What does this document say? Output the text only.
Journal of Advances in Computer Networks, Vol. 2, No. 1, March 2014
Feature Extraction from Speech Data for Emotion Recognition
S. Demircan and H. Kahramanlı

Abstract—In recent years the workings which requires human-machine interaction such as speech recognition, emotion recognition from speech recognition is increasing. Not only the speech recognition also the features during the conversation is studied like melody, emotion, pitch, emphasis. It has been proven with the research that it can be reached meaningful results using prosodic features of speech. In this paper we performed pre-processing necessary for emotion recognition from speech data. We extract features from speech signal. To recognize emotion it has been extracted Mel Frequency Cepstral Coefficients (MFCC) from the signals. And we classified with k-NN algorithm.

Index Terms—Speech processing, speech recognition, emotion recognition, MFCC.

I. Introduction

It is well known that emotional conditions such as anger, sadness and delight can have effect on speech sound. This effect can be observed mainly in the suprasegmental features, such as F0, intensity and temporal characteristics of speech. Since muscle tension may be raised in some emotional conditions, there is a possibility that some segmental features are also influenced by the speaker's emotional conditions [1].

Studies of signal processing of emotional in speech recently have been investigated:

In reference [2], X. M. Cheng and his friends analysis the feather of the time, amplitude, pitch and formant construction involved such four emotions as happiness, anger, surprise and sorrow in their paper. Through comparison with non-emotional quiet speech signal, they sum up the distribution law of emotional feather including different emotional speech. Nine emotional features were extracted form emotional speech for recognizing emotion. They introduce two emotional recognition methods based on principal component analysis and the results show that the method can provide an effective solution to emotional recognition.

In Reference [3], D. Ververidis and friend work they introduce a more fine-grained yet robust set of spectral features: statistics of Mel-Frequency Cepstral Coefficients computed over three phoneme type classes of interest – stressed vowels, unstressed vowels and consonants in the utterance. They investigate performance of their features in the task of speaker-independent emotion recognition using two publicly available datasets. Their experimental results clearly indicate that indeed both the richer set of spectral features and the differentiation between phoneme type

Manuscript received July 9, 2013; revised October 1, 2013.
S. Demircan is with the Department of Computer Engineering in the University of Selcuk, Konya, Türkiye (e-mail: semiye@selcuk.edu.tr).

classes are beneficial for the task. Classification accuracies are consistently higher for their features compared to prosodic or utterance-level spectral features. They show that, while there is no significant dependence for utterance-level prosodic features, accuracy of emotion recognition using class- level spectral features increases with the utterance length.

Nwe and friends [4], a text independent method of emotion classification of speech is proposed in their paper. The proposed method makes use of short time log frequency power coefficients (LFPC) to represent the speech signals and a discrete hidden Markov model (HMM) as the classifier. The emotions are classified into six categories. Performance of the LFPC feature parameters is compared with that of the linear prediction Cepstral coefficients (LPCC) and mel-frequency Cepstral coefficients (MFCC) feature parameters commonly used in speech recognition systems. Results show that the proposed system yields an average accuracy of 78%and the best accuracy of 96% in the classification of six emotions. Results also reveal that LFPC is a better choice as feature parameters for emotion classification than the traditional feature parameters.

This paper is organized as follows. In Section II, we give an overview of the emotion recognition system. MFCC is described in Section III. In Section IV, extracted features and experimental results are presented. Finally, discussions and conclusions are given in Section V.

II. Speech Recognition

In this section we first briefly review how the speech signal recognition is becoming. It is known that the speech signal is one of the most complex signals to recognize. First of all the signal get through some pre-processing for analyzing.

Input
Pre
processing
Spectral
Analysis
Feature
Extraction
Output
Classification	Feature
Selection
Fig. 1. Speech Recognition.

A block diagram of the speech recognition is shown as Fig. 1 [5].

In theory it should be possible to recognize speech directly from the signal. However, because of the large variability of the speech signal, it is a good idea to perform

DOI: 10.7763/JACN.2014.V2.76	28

- - - - -

> [DIRECTIONS] Say how many lines have the string "Demircan" in them, offering no words beyond the number.

> [FULL RESPONSE] 2